Set exercise: Take each line containing the word "печати" and copy it.

─── Data provided

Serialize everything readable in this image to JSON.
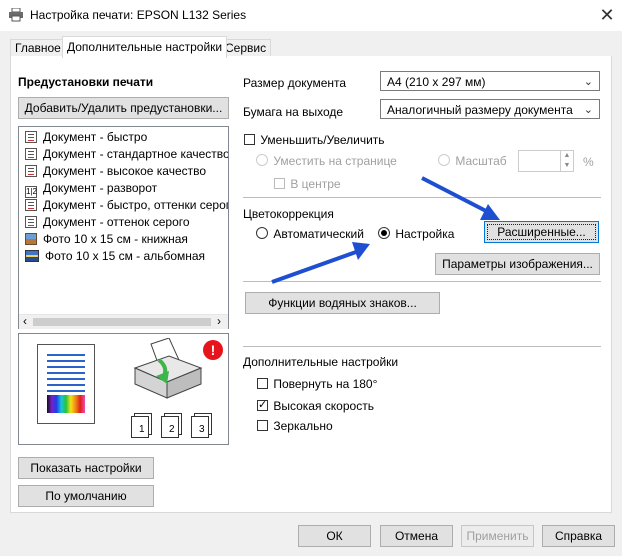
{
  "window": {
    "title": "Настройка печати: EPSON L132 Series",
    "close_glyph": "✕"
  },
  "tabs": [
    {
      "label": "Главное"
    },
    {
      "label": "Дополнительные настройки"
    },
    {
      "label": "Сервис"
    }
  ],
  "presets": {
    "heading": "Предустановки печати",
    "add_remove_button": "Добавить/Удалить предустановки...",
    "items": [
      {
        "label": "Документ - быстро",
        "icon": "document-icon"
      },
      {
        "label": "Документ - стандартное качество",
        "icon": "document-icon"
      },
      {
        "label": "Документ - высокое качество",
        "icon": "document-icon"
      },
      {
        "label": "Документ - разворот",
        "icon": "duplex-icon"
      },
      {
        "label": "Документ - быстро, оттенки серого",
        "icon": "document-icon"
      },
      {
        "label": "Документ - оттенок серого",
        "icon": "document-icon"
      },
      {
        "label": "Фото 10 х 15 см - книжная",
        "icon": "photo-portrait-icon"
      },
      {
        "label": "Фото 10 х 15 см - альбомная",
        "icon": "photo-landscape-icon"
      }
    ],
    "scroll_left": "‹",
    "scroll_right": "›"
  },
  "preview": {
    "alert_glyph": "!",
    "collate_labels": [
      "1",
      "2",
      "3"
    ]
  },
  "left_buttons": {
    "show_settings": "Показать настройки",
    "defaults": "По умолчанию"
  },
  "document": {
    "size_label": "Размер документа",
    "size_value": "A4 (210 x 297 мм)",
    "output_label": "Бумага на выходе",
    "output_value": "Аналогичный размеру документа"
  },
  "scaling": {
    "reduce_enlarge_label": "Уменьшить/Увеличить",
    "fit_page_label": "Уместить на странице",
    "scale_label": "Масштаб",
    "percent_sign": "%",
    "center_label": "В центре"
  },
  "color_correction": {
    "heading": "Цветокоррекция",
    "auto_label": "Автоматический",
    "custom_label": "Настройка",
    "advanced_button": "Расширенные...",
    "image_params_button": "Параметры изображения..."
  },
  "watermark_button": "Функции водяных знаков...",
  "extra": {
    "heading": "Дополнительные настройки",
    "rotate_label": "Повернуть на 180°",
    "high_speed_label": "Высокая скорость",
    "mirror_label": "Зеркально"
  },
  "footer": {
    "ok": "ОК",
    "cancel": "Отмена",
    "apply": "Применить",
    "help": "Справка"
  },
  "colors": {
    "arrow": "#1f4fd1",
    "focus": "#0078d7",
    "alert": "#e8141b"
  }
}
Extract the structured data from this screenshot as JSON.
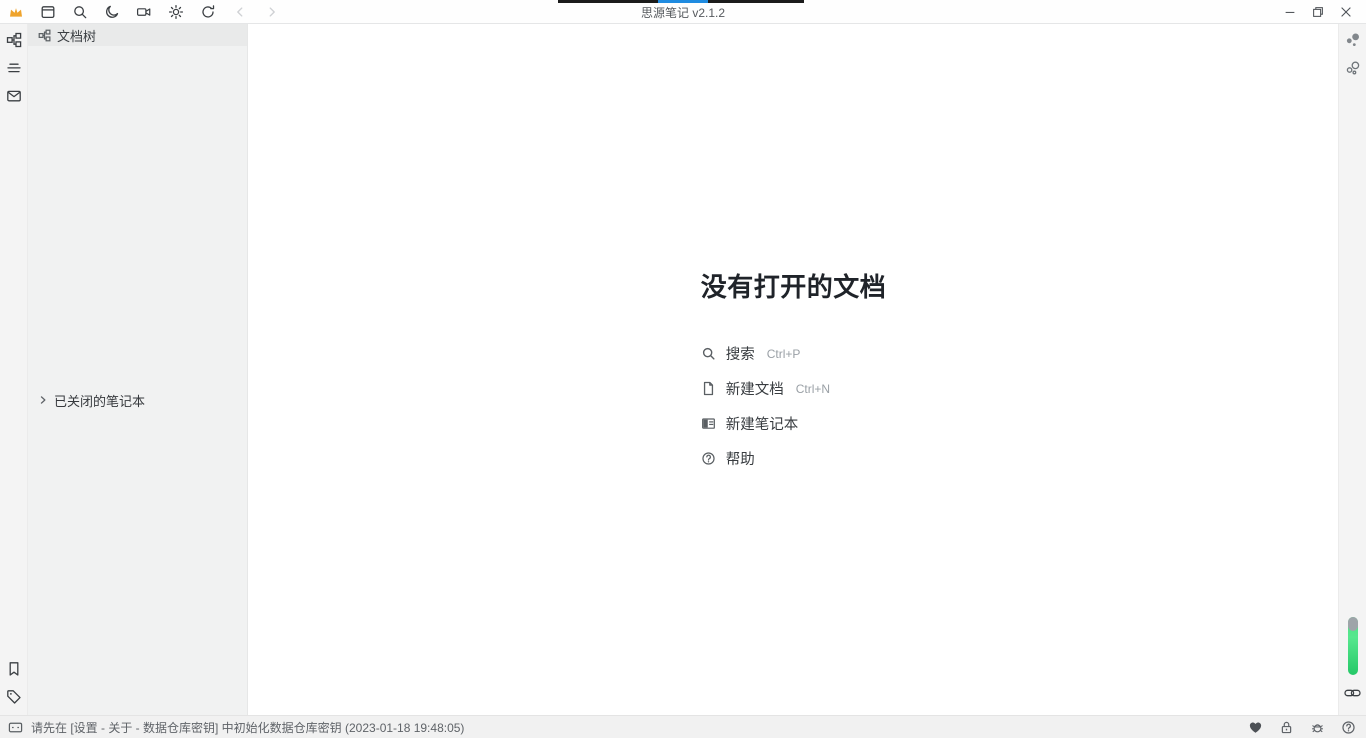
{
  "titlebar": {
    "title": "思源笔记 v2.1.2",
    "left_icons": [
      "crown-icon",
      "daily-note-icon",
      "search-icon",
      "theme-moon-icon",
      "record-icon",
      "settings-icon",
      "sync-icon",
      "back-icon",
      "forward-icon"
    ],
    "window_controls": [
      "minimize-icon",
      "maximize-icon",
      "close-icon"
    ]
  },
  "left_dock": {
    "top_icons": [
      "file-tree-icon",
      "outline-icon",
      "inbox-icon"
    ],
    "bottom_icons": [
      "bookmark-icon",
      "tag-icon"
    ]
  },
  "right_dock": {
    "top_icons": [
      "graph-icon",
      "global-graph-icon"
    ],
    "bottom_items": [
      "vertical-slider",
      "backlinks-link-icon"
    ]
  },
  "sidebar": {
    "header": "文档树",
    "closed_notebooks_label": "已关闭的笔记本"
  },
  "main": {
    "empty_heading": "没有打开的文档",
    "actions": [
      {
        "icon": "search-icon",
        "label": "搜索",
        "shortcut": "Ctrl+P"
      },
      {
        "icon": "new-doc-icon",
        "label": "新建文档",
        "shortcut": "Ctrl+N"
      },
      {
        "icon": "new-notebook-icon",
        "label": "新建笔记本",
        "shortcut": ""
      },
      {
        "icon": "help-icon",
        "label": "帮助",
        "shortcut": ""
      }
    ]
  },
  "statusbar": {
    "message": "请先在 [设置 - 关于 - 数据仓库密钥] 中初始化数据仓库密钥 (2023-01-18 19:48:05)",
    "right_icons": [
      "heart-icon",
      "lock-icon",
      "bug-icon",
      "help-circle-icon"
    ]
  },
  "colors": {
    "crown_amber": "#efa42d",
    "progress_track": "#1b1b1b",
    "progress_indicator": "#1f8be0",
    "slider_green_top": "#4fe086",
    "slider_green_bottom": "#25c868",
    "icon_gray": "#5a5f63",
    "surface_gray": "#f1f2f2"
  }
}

──────

Answer to this problem:
    "title": "Настройка печати: EPSON L132 Series",
    "heading": "Предустановки печати",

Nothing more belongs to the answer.